[WHAT YOU WILL DO]
Retype each line of the material exactly, please, skipping any picture in it.

[DATA ENTRIES]
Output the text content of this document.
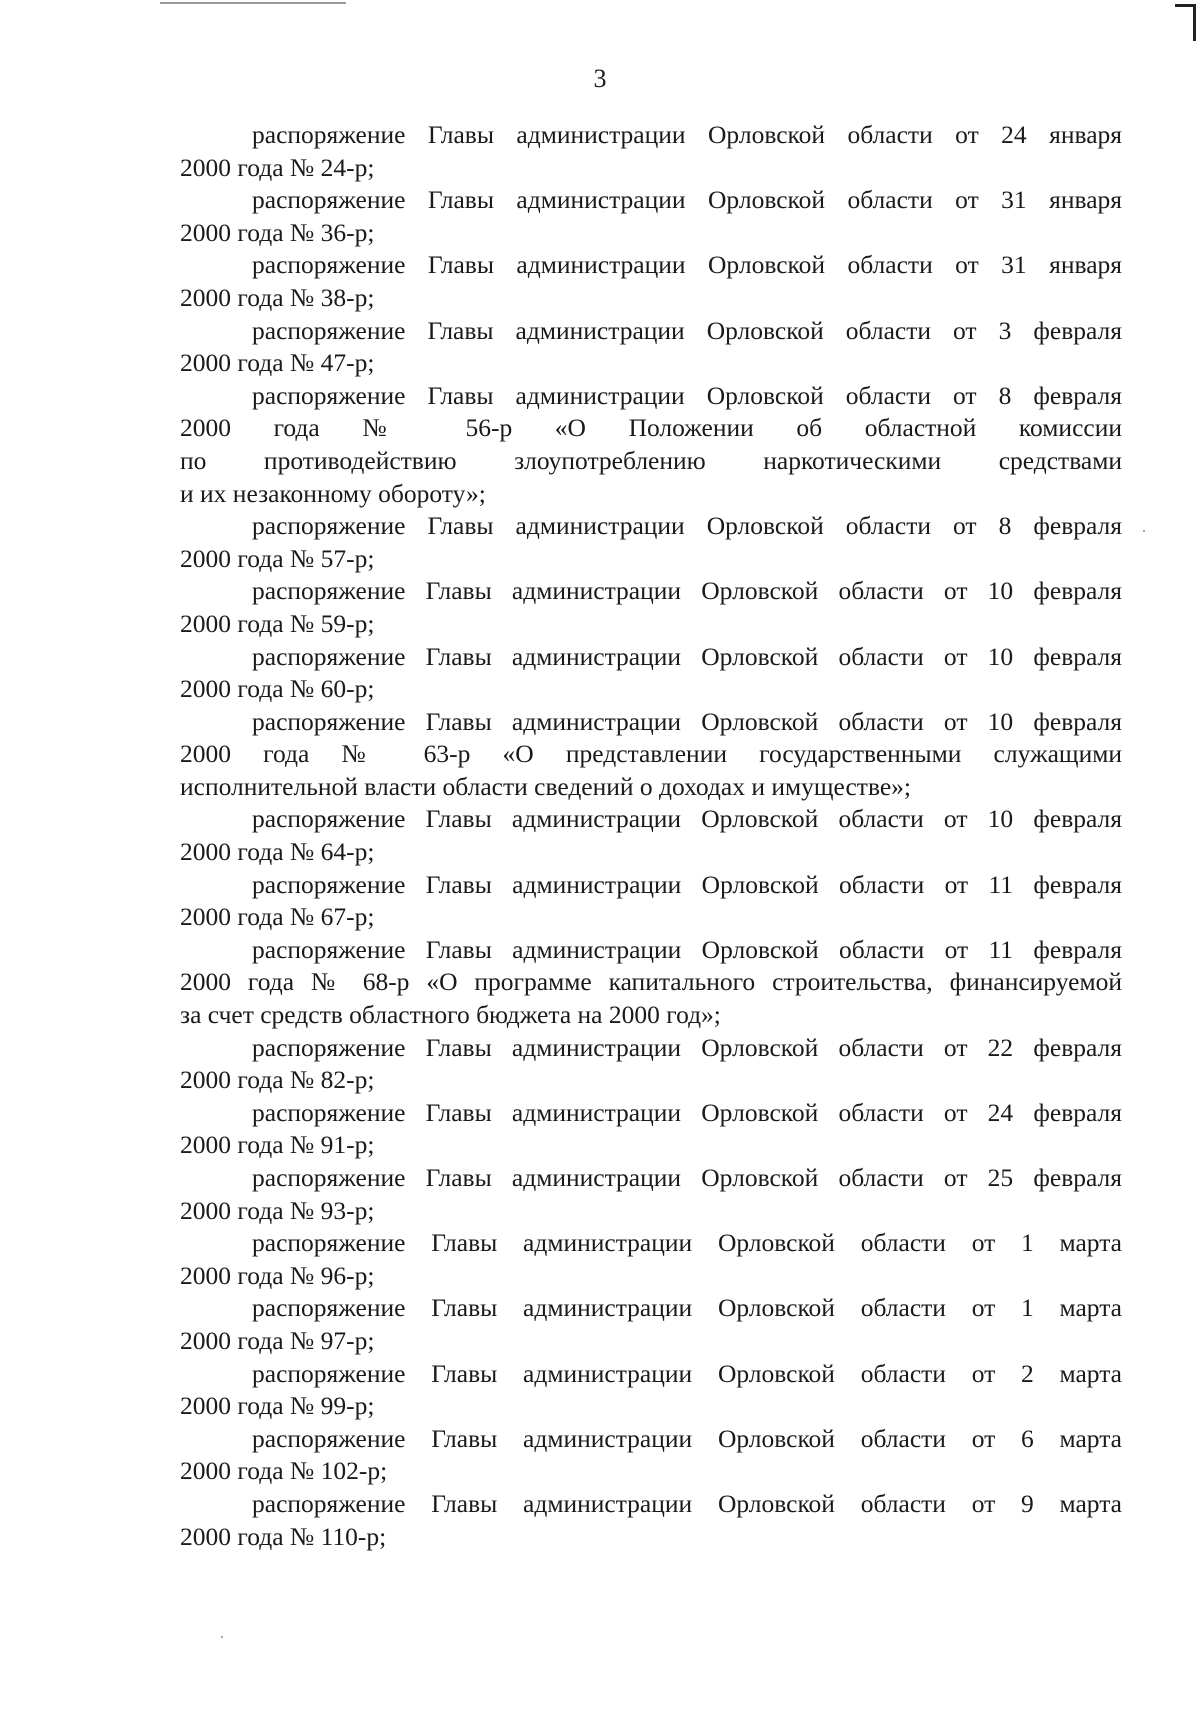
3

распоряжение Главы администрации Орловской области от 24 января
2000 года № 24-р;

распоряжение Главы администрации Орловской области от 31 января
2000 года № 36-р;

распоряжение Главы администрации Орловской области от 31 января
2000 года № 38-р;

распоряжение Главы администрации Орловской области от 3 февраля
2000 года № 47-р;

распоряжение Главы администрации Орловской области от 8 февраля
2000 года № 56-р «О Положении об областной комиссии
по противодействию злоупотреблению наркотическими средствами
и их незаконному обороту»;

распоряжение Главы администрации Орловской области от 8 февраля
2000 года № 57-р;

распоряжение Главы администрации Орловской области от 10 февраля
2000 года № 59-р;

распоряжение Главы администрации Орловской области от 10 февраля
2000 года № 60-р;

распоряжение Главы администрации Орловской области от 10 февраля
2000 года № 63-р «О представлении государственными служащими
исполнительной власти области сведений о доходах и имуществе»;

распоряжение Главы администрации Орловской области от 10 февраля
2000 года № 64-р;

распоряжение Главы администрации Орловской области от 11 февраля
2000 года № 67-р;

распоряжение Главы администрации Орловской области от 11 февраля
2000 года № 68-р «О программе капитального строительства, финансируемой
за счет средств областного бюджета на 2000 год»;

распоряжение Главы администрации Орловской области от 22 февраля
2000 года № 82-р;

распоряжение Главы администрации Орловской области от 24 февраля
2000 года № 91-р;

распоряжение Главы администрации Орловской области от 25 февраля
2000 года № 93-р;

распоряжение Главы администрации Орловской области от 1 марта
2000 года № 96-р;

распоряжение Главы администрации Орловской области от 1 марта
2000 года № 97-р;

распоряжение Главы администрации Орловской области от 2 марта
2000 года № 99-р;

распоряжение Главы администрации Орловской области от 6 марта
2000 года № 102-р;

распоряжение Главы администрации Орловской области от 9 марта
2000 года № 110-р;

[CORRECT OUTPUT]
Output the text content of this document.
3

распоряжение Главы администрации Орловской области от 24 января
2000 года № 24-р;

распоряжение Главы администрации Орловской области от 31 января
2000 года № 36-р;

распоряжение Главы администрации Орловской области от 31 января
2000 года № 38-р;

распоряжение Главы администрации Орловской области от 3 февраля
2000 года № 47-р;

распоряжение Главы администрации Орловской области от 8 февраля
2000 года № 56-р «О Положении об областной комиссии
по противодействию злоупотреблению наркотическими средствами
и их незаконному обороту»;

распоряжение Главы администрации Орловской области от 8 февраля
2000 года № 57-р;

распоряжение Главы администрации Орловской области от 10 февраля
2000 года № 59-р;

распоряжение Главы администрации Орловской области от 10 февраля
2000 года № 60-р;

распоряжение Главы администрации Орловской области от 10 февраля
2000 года № 63-р «О представлении государственными служащими
исполнительной власти области сведений о доходах и имуществе»;

распоряжение Главы администрации Орловской области от 10 февраля
2000 года № 64-р;

распоряжение Главы администрации Орловской области от 11 февраля
2000 года № 67-р;

распоряжение Главы администрации Орловской области от 11 февраля
2000 года № 68-р «О программе капитального строительства, финансируемой
за счет средств областного бюджета на 2000 год»;

распоряжение Главы администрации Орловской области от 22 февраля
2000 года № 82-р;

распоряжение Главы администрации Орловской области от 24 февраля
2000 года № 91-р;

распоряжение Главы администрации Орловской области от 25 февраля
2000 года № 93-р;

распоряжение Главы администрации Орловской области от 1 марта
2000 года № 96-р;

распоряжение Главы администрации Орловской области от 1 марта
2000 года № 97-р;

распоряжение Главы администрации Орловской области от 2 марта
2000 года № 99-р;

распоряжение Главы администрации Орловской области от 6 марта
2000 года № 102-р;

распоряжение Главы администрации Орловской области от 9 марта
2000 года № 110-р;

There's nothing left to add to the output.